== PROVIDED INFORMATION ==
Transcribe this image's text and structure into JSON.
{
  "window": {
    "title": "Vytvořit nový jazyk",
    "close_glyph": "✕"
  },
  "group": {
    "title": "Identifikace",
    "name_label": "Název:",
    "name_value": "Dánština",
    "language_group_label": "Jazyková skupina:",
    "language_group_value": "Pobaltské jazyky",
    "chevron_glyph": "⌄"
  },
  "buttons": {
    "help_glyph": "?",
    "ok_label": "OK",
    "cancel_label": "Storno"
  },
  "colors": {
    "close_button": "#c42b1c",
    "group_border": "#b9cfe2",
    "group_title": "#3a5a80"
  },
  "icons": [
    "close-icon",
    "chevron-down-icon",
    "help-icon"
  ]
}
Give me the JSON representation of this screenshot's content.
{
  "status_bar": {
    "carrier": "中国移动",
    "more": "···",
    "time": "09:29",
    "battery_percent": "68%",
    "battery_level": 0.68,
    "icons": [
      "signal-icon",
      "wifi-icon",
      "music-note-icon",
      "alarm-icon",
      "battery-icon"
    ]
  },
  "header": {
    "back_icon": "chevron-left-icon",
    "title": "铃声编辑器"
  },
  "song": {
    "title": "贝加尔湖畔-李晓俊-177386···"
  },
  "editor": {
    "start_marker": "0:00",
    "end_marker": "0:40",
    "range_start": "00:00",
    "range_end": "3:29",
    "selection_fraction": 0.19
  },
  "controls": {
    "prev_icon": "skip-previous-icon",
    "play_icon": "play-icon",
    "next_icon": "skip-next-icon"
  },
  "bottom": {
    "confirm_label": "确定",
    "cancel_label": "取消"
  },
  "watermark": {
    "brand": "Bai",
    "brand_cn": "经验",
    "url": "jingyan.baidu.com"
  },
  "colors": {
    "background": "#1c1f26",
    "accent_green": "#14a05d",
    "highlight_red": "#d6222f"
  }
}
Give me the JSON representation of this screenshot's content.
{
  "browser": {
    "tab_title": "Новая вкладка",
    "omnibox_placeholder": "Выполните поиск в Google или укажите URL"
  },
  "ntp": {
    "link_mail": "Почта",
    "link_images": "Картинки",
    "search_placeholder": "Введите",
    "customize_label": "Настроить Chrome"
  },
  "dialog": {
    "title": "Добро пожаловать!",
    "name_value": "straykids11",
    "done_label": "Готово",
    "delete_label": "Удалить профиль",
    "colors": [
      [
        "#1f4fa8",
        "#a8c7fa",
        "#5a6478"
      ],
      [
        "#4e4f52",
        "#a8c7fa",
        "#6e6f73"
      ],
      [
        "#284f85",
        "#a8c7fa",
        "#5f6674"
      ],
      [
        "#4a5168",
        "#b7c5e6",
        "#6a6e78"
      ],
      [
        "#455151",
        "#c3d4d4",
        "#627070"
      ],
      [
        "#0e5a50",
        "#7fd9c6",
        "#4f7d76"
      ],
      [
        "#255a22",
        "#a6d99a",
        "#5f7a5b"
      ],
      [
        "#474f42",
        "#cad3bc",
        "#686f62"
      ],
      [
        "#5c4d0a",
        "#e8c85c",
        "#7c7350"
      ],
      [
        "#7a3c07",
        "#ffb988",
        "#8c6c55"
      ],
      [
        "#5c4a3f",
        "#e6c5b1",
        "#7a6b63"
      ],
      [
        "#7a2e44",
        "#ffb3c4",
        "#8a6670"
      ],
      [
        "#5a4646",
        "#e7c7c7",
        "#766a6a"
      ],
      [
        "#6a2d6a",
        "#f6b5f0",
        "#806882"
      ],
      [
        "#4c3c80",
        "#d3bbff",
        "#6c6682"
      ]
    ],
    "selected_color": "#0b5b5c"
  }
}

== PROBLEM REQUIREMENTS ==
All of the material above needs to be copied exactly.

== FINISHED EXERCISE ==
Transcribe this image's text and structure into JSON.
{
  "window": {
    "title": "Vytvořit nový jazyk",
    "close_glyph": "✕"
  },
  "group": {
    "title": "Identifikace",
    "name_label": "Název:",
    "name_value": "Dánština",
    "language_group_label": "Jazyková skupina:",
    "language_group_value": "Pobaltské jazyky",
    "chevron_glyph": "⌄"
  },
  "buttons": {
    "help_glyph": "?",
    "ok_label": "OK",
    "cancel_label": "Storno"
  },
  "colors": {
    "close_button": "#c42b1c",
    "group_border": "#b9cfe2",
    "group_title": "#3a5a80"
  },
  "icons": [
    "close-icon",
    "chevron-down-icon",
    "help-icon"
  ]
}
Give me the JSON representation of this screenshot's content.
{
  "status_bar": {
    "carrier": "中国移动",
    "more": "···",
    "time": "09:29",
    "battery_percent": "68%",
    "battery_level": 0.68,
    "icons": [
      "signal-icon",
      "wifi-icon",
      "music-note-icon",
      "alarm-icon",
      "battery-icon"
    ]
  },
  "header": {
    "back_icon": "chevron-left-icon",
    "title": "铃声编辑器"
  },
  "song": {
    "title": "贝加尔湖畔-李晓俊-177386···"
  },
  "editor": {
    "start_marker": "0:00",
    "end_marker": "0:40",
    "range_start": "00:00",
    "range_end": "3:29",
    "selection_fraction": 0.19
  },
  "controls": {
    "prev_icon": "skip-previous-icon",
    "play_icon": "play-icon",
    "next_icon": "skip-next-icon"
  },
  "bottom": {
    "confirm_label": "确定",
    "cancel_label": "取消"
  },
  "watermark": {
    "brand": "Bai",
    "brand_cn": "经验",
    "url": "jingyan.baidu.com"
  },
  "colors": {
    "background": "#1c1f26",
    "accent_green": "#14a05d",
    "highlight_red": "#d6222f"
  }
}
Give me the JSON representation of this screenshot's content.
{
  "browser": {
    "tab_title": "Новая вкладка",
    "omnibox_placeholder": "Выполните поиск в Google или укажите URL"
  },
  "ntp": {
    "link_mail": "Почта",
    "link_images": "Картинки",
    "search_placeholder": "Введите",
    "customize_label": "Настроить Chrome"
  },
  "dialog": {
    "title": "Добро пожаловать!",
    "name_value": "straykids11",
    "done_label": "Готово",
    "delete_label": "Удалить профиль",
    "colors": [
      [
        "#1f4fa8",
        "#a8c7fa",
        "#5a6478"
      ],
      [
        "#4e4f52",
        "#a8c7fa",
        "#6e6f73"
      ],
      [
        "#284f85",
        "#a8c7fa",
        "#5f6674"
      ],
      [
        "#4a5168",
        "#b7c5e6",
        "#6a6e78"
      ],
      [
        "#455151",
        "#c3d4d4",
        "#627070"
      ],
      [
        "#0e5a50",
        "#7fd9c6",
        "#4f7d76"
      ],
      [
        "#255a22",
        "#a6d99a",
        "#5f7a5b"
      ],
      [
        "#474f42",
        "#cad3bc",
        "#686f62"
      ],
      [
        "#5c4d0a",
        "#e8c85c",
        "#7c7350"
      ],
      [
        "#7a3c07",
        "#ffb988",
        "#8c6c55"
      ],
      [
        "#5c4a3f",
        "#e6c5b1",
        "#7a6b63"
      ],
      [
        "#7a2e44",
        "#ffb3c4",
        "#8a6670"
      ],
      [
        "#5a4646",
        "#e7c7c7",
        "#766a6a"
      ],
      [
        "#6a2d6a",
        "#f6b5f0",
        "#806882"
      ],
      [
        "#4c3c80",
        "#d3bbff",
        "#6c6682"
      ]
    ],
    "selected_color": "#0b5b5c"
  }
}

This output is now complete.